● **Material for this task**:
"""
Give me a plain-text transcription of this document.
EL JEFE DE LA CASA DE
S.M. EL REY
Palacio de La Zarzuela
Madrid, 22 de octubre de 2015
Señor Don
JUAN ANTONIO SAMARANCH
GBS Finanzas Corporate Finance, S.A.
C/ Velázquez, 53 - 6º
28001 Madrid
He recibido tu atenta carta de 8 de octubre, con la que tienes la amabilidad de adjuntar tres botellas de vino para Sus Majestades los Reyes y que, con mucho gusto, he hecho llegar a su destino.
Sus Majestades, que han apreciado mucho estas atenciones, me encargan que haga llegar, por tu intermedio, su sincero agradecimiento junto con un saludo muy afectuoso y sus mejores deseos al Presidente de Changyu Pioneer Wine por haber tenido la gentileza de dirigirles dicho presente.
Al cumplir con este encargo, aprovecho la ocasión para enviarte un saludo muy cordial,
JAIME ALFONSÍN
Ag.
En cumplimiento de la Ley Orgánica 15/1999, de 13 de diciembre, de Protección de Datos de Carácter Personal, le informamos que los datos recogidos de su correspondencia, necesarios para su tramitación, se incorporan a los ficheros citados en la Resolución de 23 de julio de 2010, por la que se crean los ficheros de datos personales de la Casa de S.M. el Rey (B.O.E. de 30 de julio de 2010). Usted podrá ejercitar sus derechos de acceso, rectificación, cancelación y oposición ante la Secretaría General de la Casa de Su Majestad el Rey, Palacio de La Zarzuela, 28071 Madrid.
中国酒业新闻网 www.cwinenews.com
"""
Reproduce the listing above word for word.

● **Written reply**:
Give me a plain-text transcription of this document.
EL JEFE DE LA CASA DE
S.M. EL REY
Palacio de La Zarzuela
Madrid, 22 de octubre de 2015
Señor Don
JUAN ANTONIO SAMARANCH
GBS Finanzas Corporate Finance, S.A.
C/ Velázquez, 53 - 6º
28001 Madrid
He recibido tu atenta carta de 8 de octubre, con la que tienes la amabilidad de adjuntar tres botellas de vino para Sus Majestades los Reyes y que, con mucho gusto, he hecho llegar a su destino.
Sus Majestades, que han apreciado mucho estas atenciones, me encargan que haga llegar, por tu intermedio, su sincero agradecimiento junto con un saludo muy afectuoso y sus mejores deseos al Presidente de Changyu Pioneer Wine por haber tenido la gentileza de dirigirles dicho presente.
Al cumplir con este encargo, aprovecho la ocasión para enviarte un saludo muy cordial,
JAIME ALFONSÍN
Ag.
En cumplimiento de la Ley Orgánica 15/1999, de 13 de diciembre, de Protección de Datos de Carácter Personal, le informamos que los datos recogidos de su correspondencia, necesarios para su tramitación, se incorporan a los ficheros citados en la Resolución de 23 de julio de 2010, por la que se crean los ficheros de datos personales de la Casa de S.M. el Rey (B.O.E. de 30 de julio de 2010). Usted podrá ejercitar sus derechos de acceso, rectificación, cancelación y oposición ante la Secretaría General de la Casa de Su Majestad el Rey, Palacio de La Zarzuela, 28071 Madrid.
中国酒业新闻网 www.cwinenews.com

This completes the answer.